Task: Only the lines from the one bearing "Extract all readable text from this page." to the final line should be transcribed, exactly and with both ends included. Pictures are to be left out.

[Dataset records]
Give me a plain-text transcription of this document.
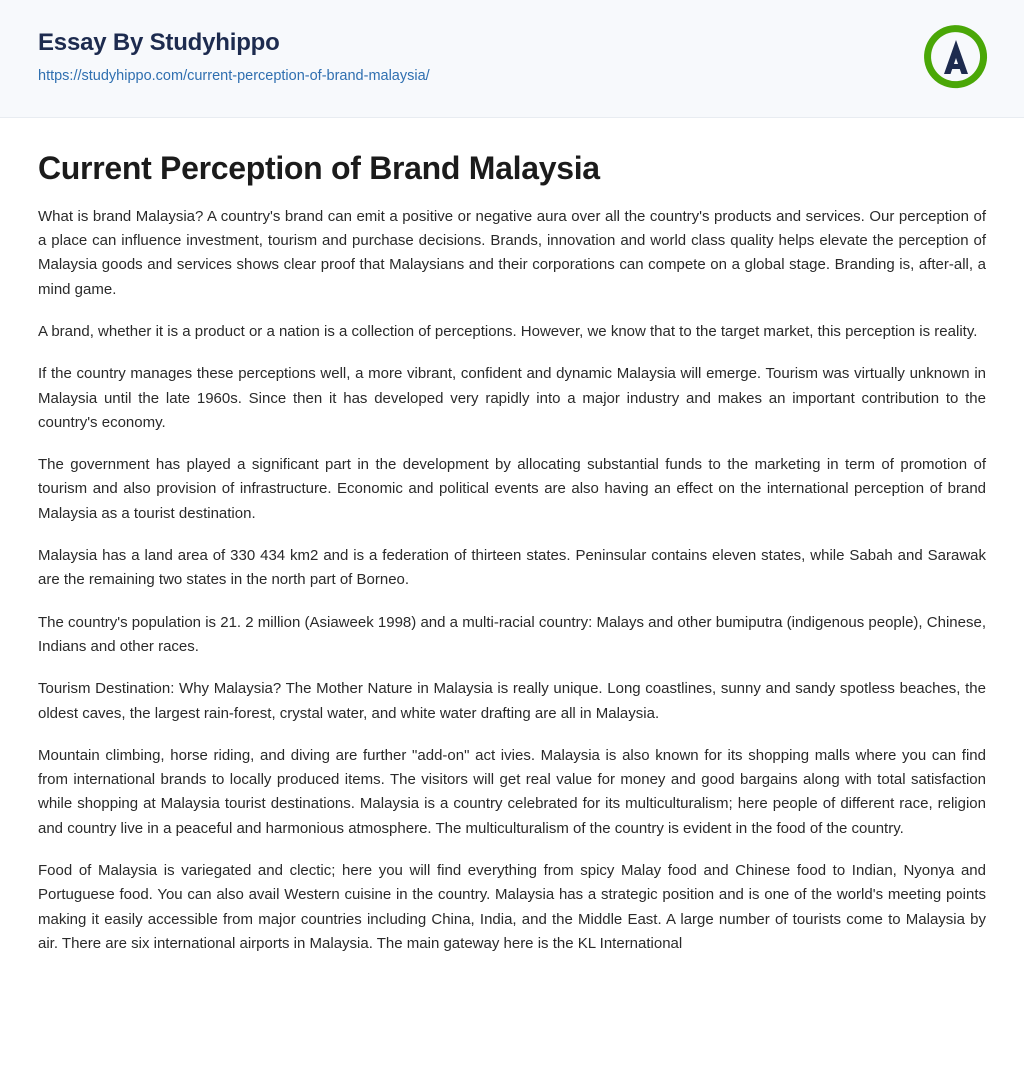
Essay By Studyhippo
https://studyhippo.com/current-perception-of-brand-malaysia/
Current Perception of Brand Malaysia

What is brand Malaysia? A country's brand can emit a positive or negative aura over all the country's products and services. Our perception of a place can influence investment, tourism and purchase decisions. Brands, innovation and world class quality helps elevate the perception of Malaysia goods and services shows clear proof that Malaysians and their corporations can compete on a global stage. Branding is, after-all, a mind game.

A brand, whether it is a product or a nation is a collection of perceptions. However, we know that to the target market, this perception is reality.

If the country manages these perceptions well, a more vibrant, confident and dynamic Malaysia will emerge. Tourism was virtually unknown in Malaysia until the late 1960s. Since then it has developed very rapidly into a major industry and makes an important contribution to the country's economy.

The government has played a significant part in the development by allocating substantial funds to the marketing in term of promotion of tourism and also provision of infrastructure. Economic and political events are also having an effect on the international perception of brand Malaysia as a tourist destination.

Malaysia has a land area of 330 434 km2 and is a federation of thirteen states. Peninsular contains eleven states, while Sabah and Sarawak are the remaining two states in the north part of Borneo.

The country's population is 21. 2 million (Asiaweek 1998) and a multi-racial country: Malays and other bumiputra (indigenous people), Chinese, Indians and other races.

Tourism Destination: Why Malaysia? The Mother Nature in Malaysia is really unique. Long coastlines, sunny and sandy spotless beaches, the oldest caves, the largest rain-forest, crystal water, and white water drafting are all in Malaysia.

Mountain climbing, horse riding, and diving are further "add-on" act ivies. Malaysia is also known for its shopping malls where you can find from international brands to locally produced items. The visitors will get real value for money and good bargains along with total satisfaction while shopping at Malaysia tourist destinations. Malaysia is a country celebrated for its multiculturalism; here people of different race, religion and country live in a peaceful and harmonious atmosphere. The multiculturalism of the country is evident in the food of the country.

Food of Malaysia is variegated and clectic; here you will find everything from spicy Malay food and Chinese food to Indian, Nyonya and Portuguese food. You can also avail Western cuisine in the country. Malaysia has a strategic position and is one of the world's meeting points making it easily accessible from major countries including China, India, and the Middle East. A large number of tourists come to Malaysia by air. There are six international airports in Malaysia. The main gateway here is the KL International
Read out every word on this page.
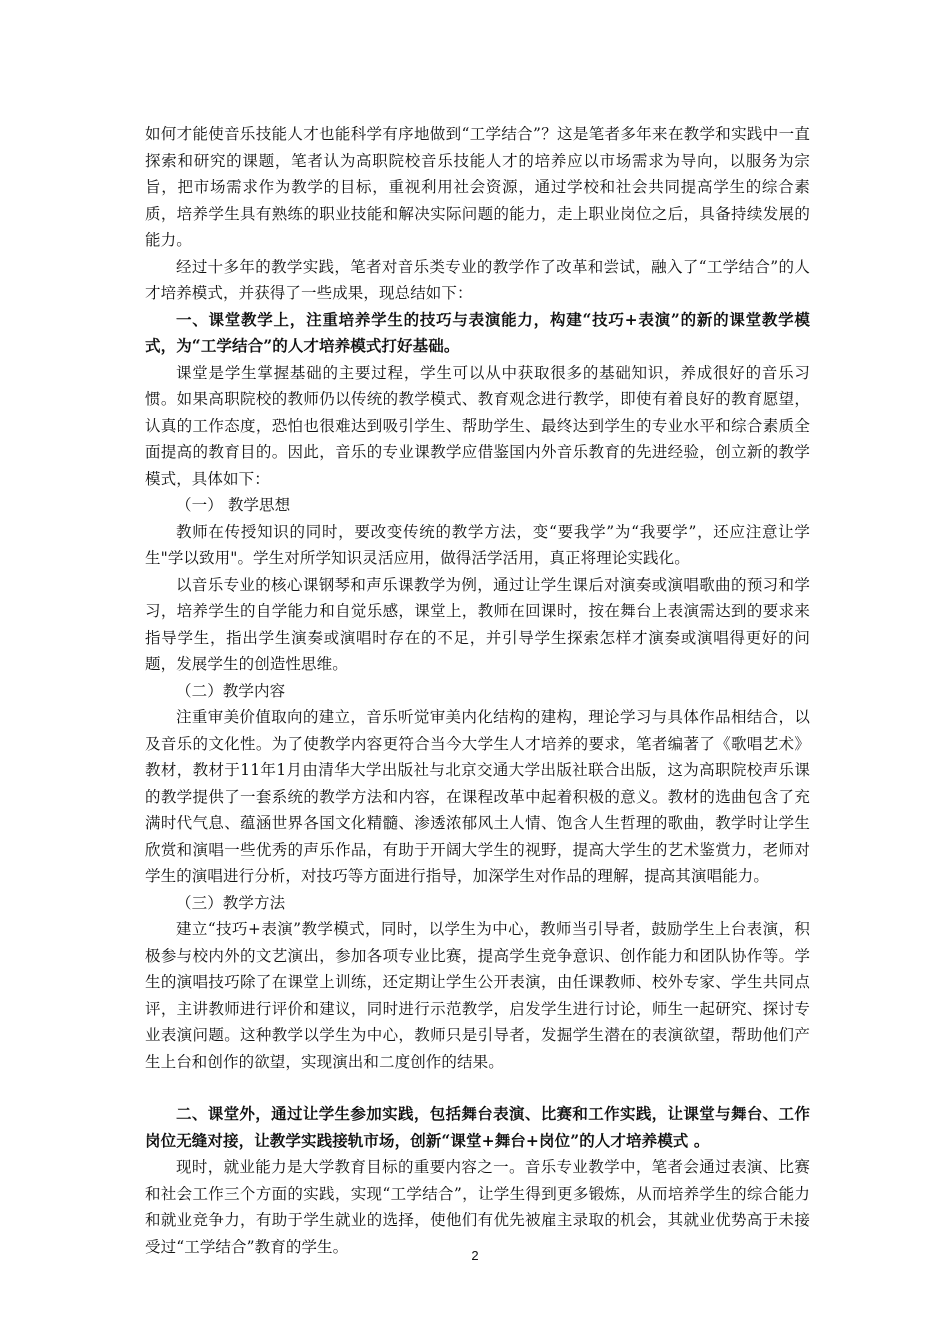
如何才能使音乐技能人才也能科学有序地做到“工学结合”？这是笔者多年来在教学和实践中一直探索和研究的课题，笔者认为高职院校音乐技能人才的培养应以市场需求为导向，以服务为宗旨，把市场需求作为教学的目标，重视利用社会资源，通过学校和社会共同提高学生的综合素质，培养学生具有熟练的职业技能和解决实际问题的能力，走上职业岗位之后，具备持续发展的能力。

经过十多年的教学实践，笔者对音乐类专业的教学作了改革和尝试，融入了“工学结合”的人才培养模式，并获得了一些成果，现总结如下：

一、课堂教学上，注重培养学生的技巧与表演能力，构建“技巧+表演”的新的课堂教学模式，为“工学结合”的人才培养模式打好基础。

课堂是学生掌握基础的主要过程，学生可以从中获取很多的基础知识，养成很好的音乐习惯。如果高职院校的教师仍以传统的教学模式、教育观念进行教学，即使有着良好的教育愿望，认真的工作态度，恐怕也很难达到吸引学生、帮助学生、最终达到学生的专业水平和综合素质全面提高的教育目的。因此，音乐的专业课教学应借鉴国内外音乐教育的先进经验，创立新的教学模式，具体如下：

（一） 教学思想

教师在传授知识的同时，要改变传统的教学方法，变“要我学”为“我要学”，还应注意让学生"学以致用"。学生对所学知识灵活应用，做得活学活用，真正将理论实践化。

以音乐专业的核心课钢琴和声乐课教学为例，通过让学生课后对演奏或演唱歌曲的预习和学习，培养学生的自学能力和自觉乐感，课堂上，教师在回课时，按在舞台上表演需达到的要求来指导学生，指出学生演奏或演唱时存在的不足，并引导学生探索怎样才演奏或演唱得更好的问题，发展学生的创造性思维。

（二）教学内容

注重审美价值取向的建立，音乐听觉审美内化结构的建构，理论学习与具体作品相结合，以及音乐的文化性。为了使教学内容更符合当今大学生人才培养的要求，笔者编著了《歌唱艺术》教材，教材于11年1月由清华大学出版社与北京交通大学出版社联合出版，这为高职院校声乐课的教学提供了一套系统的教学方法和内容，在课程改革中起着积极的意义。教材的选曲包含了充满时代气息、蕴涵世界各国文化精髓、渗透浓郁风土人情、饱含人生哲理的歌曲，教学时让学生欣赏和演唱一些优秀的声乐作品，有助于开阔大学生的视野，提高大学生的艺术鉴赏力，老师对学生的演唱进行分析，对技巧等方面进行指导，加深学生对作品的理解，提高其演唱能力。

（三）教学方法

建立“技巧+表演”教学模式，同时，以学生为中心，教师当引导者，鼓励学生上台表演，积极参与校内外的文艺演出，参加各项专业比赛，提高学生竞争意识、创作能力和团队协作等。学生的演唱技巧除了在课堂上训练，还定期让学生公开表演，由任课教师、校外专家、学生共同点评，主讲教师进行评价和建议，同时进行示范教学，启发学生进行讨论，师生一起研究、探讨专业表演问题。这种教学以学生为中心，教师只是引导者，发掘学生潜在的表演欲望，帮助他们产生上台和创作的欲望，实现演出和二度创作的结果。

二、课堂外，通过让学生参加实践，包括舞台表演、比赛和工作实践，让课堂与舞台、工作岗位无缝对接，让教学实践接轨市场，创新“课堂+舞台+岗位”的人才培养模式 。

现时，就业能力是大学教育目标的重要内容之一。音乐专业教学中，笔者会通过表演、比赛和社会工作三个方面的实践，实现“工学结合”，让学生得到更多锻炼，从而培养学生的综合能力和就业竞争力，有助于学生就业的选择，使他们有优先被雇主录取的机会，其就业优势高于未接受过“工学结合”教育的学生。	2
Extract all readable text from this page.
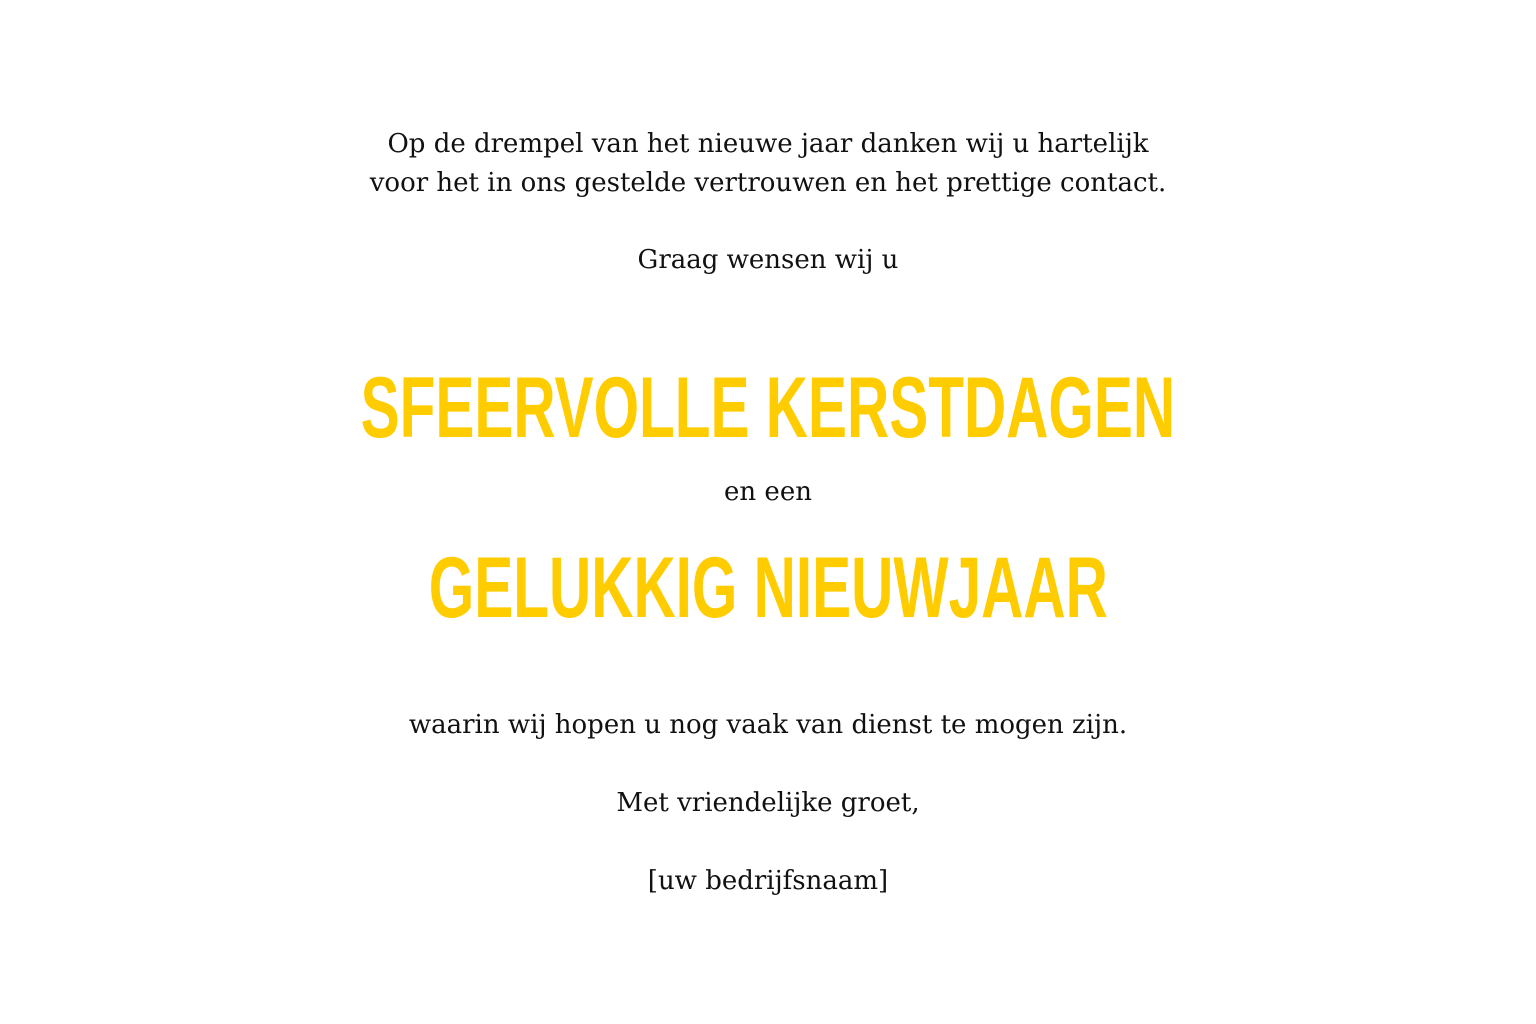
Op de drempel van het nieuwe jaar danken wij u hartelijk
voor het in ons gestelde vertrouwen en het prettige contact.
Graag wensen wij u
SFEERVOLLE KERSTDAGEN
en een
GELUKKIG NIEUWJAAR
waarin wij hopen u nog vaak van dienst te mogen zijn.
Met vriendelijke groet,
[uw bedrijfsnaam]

Result for this exercise:
Extract all readable text from this page.
Op de drempel van het nieuwe jaar danken wij u hartelijk
voor het in ons gestelde vertrouwen en het prettige contact.
Graag wensen wij u
SFEERVOLLE KERSTDAGEN
en een
GELUKKIG NIEUWJAAR
waarin wij hopen u nog vaak van dienst te mogen zijn.
Met vriendelijke groet,
[uw bedrijfsnaam]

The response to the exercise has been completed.